PROBLEM STATEMENT. Please give the data below again in full, exactly as it stands.

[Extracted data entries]
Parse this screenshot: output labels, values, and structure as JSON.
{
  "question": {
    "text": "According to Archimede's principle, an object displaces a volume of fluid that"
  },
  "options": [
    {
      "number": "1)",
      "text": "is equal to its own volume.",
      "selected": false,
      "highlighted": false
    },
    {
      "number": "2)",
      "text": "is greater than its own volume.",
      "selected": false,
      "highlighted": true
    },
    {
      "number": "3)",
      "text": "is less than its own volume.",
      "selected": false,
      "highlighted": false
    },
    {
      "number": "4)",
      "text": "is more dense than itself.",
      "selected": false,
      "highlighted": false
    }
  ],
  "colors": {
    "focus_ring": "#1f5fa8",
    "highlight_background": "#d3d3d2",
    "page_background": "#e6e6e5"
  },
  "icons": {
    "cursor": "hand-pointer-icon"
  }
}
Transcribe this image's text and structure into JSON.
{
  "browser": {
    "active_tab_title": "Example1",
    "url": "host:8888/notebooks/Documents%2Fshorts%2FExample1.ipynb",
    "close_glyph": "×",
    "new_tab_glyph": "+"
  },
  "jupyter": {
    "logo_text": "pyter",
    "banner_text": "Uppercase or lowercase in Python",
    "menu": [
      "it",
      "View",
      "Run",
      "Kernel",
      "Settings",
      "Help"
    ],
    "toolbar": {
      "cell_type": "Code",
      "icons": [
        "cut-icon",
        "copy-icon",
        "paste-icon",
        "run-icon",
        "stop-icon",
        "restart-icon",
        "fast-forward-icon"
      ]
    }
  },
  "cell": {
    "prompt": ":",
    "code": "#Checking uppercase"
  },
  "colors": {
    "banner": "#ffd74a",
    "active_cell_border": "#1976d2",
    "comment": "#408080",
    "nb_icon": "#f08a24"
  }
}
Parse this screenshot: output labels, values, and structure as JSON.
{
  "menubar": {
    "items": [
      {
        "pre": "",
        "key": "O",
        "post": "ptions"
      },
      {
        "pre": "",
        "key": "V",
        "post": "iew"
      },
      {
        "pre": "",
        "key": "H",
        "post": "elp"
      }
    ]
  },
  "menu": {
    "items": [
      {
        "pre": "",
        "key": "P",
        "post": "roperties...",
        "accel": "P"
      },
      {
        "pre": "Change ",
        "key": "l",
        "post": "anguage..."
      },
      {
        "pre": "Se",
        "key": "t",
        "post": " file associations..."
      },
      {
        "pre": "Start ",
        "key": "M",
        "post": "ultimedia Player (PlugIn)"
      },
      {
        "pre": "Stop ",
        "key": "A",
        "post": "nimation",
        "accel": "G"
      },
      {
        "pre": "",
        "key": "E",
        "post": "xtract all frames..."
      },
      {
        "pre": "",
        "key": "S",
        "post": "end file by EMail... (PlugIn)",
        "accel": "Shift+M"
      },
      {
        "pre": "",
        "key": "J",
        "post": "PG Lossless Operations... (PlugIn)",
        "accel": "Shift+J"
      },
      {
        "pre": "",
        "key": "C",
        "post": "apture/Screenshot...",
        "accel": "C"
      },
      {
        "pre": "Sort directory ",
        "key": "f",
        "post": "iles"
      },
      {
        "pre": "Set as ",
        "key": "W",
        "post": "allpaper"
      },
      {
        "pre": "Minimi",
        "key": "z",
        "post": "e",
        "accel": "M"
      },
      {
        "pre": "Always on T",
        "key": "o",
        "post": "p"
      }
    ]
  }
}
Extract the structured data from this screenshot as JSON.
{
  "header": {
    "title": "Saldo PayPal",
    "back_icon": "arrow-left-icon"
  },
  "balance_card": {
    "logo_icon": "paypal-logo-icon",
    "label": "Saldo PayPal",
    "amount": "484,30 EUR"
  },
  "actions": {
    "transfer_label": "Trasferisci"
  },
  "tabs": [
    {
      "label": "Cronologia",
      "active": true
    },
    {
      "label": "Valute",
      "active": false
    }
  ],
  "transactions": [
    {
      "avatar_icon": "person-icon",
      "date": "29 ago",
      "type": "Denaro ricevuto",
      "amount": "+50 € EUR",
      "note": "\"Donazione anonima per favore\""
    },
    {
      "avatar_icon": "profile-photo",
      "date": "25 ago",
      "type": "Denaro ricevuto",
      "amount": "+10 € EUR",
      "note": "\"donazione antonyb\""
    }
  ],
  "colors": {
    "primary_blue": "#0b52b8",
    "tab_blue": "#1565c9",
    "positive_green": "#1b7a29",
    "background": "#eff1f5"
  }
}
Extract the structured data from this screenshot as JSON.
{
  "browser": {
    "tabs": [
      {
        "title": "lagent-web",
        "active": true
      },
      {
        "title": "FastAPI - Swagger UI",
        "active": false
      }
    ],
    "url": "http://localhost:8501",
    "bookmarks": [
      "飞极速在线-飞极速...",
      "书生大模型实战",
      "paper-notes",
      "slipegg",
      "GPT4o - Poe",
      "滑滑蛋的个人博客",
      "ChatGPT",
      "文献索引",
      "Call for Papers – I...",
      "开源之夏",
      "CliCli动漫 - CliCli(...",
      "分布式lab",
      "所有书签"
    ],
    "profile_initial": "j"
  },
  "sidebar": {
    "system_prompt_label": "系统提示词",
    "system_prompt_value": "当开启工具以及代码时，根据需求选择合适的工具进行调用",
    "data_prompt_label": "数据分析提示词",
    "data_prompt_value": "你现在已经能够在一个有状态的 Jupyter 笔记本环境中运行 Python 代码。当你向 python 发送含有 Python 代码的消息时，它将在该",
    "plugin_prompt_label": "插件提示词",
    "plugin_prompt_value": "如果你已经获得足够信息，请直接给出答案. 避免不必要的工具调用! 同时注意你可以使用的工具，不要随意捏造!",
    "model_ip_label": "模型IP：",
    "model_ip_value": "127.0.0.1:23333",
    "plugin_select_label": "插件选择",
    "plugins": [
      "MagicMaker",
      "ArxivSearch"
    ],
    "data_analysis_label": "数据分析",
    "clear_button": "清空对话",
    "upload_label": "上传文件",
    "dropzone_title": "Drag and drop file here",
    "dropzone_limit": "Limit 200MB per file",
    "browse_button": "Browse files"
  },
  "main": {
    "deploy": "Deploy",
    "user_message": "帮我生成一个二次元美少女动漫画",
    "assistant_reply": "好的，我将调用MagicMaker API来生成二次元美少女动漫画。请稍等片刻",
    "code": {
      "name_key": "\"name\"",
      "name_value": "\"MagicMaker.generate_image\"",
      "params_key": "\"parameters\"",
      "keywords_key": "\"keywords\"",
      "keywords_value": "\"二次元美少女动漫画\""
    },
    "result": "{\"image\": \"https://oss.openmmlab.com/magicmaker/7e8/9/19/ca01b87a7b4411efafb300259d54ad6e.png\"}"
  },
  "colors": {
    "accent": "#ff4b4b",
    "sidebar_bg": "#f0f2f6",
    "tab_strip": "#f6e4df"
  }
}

FULL SOLUTION.
Parse this screenshot: output labels, values, and structure as JSON.
{
  "question": {
    "text": "According to Archimede's principle, an object displaces a volume of fluid that"
  },
  "options": [
    {
      "number": "1)",
      "text": "is equal to its own volume.",
      "selected": false,
      "highlighted": false
    },
    {
      "number": "2)",
      "text": "is greater than its own volume.",
      "selected": false,
      "highlighted": true
    },
    {
      "number": "3)",
      "text": "is less than its own volume.",
      "selected": false,
      "highlighted": false
    },
    {
      "number": "4)",
      "text": "is more dense than itself.",
      "selected": false,
      "highlighted": false
    }
  ],
  "colors": {
    "focus_ring": "#1f5fa8",
    "highlight_background": "#d3d3d2",
    "page_background": "#e6e6e5"
  },
  "icons": {
    "cursor": "hand-pointer-icon"
  }
}
Transcribe this image's text and structure into JSON.
{
  "browser": {
    "active_tab_title": "Example1",
    "url": "host:8888/notebooks/Documents%2Fshorts%2FExample1.ipynb",
    "close_glyph": "×",
    "new_tab_glyph": "+"
  },
  "jupyter": {
    "logo_text": "pyter",
    "banner_text": "Uppercase or lowercase in Python",
    "menu": [
      "it",
      "View",
      "Run",
      "Kernel",
      "Settings",
      "Help"
    ],
    "toolbar": {
      "cell_type": "Code",
      "icons": [
        "cut-icon",
        "copy-icon",
        "paste-icon",
        "run-icon",
        "stop-icon",
        "restart-icon",
        "fast-forward-icon"
      ]
    }
  },
  "cell": {
    "prompt": ":",
    "code": "#Checking uppercase"
  },
  "colors": {
    "banner": "#ffd74a",
    "active_cell_border": "#1976d2",
    "comment": "#408080",
    "nb_icon": "#f08a24"
  }
}
Parse this screenshot: output labels, values, and structure as JSON.
{
  "menubar": {
    "items": [
      {
        "pre": "",
        "key": "O",
        "post": "ptions"
      },
      {
        "pre": "",
        "key": "V",
        "post": "iew"
      },
      {
        "pre": "",
        "key": "H",
        "post": "elp"
      }
    ]
  },
  "menu": {
    "items": [
      {
        "pre": "",
        "key": "P",
        "post": "roperties...",
        "accel": "P"
      },
      {
        "pre": "Change ",
        "key": "l",
        "post": "anguage..."
      },
      {
        "pre": "Se",
        "key": "t",
        "post": " file associations..."
      },
      {
        "pre": "Start ",
        "key": "M",
        "post": "ultimedia Player (PlugIn)"
      },
      {
        "pre": "Stop ",
        "key": "A",
        "post": "nimation",
        "accel": "G"
      },
      {
        "pre": "",
        "key": "E",
        "post": "xtract all frames..."
      },
      {
        "pre": "",
        "key": "S",
        "post": "end file by EMail... (PlugIn)",
        "accel": "Shift+M"
      },
      {
        "pre": "",
        "key": "J",
        "post": "PG Lossless Operations... (PlugIn)",
        "accel": "Shift+J"
      },
      {
        "pre": "",
        "key": "C",
        "post": "apture/Screenshot...",
        "accel": "C"
      },
      {
        "pre": "Sort directory ",
        "key": "f",
        "post": "iles"
      },
      {
        "pre": "Set as ",
        "key": "W",
        "post": "allpaper"
      },
      {
        "pre": "Minimi",
        "key": "z",
        "post": "e",
        "accel": "M"
      },
      {
        "pre": "Always on T",
        "key": "o",
        "post": "p"
      }
    ]
  }
}
Extract the structured data from this screenshot as JSON.
{
  "header": {
    "title": "Saldo PayPal",
    "back_icon": "arrow-left-icon"
  },
  "balance_card": {
    "logo_icon": "paypal-logo-icon",
    "label": "Saldo PayPal",
    "amount": "484,30 EUR"
  },
  "actions": {
    "transfer_label": "Trasferisci"
  },
  "tabs": [
    {
      "label": "Cronologia",
      "active": true
    },
    {
      "label": "Valute",
      "active": false
    }
  ],
  "transactions": [
    {
      "avatar_icon": "person-icon",
      "date": "29 ago",
      "type": "Denaro ricevuto",
      "amount": "+50 € EUR",
      "note": "\"Donazione anonima per favore\""
    },
    {
      "avatar_icon": "profile-photo",
      "date": "25 ago",
      "type": "Denaro ricevuto",
      "amount": "+10 € EUR",
      "note": "\"donazione antonyb\""
    }
  ],
  "colors": {
    "primary_blue": "#0b52b8",
    "tab_blue": "#1565c9",
    "positive_green": "#1b7a29",
    "background": "#eff1f5"
  }
}
Extract the structured data from this screenshot as JSON.
{
  "browser": {
    "tabs": [
      {
        "title": "lagent-web",
        "active": true
      },
      {
        "title": "FastAPI - Swagger UI",
        "active": false
      }
    ],
    "url": "http://localhost:8501",
    "bookmarks": [
      "飞极速在线-飞极速...",
      "书生大模型实战",
      "paper-notes",
      "slipegg",
      "GPT4o - Poe",
      "滑滑蛋的个人博客",
      "ChatGPT",
      "文献索引",
      "Call for Papers – I...",
      "开源之夏",
      "CliCli动漫 - CliCli(...",
      "分布式lab",
      "所有书签"
    ],
    "profile_initial": "j"
  },
  "sidebar": {
    "system_prompt_label": "系统提示词",
    "system_prompt_value": "当开启工具以及代码时，根据需求选择合适的工具进行调用",
    "data_prompt_label": "数据分析提示词",
    "data_prompt_value": "你现在已经能够在一个有状态的 Jupyter 笔记本环境中运行 Python 代码。当你向 python 发送含有 Python 代码的消息时，它将在该",
    "plugin_prompt_label": "插件提示词",
    "plugin_prompt_value": "如果你已经获得足够信息，请直接给出答案. 避免不必要的工具调用! 同时注意你可以使用的工具，不要随意捏造!",
    "model_ip_label": "模型IP：",
    "model_ip_value": "127.0.0.1:23333",
    "plugin_select_label": "插件选择",
    "plugins": [
      "MagicMaker",
      "ArxivSearch"
    ],
    "data_analysis_label": "数据分析",
    "clear_button": "清空对话",
    "upload_label": "上传文件",
    "dropzone_title": "Drag and drop file here",
    "dropzone_limit": "Limit 200MB per file",
    "browse_button": "Browse files"
  },
  "main": {
    "deploy": "Deploy",
    "user_message": "帮我生成一个二次元美少女动漫画",
    "assistant_reply": "好的，我将调用MagicMaker API来生成二次元美少女动漫画。请稍等片刻",
    "code": {
      "name_key": "\"name\"",
      "name_value": "\"MagicMaker.generate_image\"",
      "params_key": "\"parameters\"",
      "keywords_key": "\"keywords\"",
      "keywords_value": "\"二次元美少女动漫画\""
    },
    "result": "{\"image\": \"https://oss.openmmlab.com/magicmaker/7e8/9/19/ca01b87a7b4411efafb300259d54ad6e.png\"}"
  },
  "colors": {
    "accent": "#ff4b4b",
    "sidebar_bg": "#f0f2f6",
    "tab_strip": "#f6e4df"
  }
}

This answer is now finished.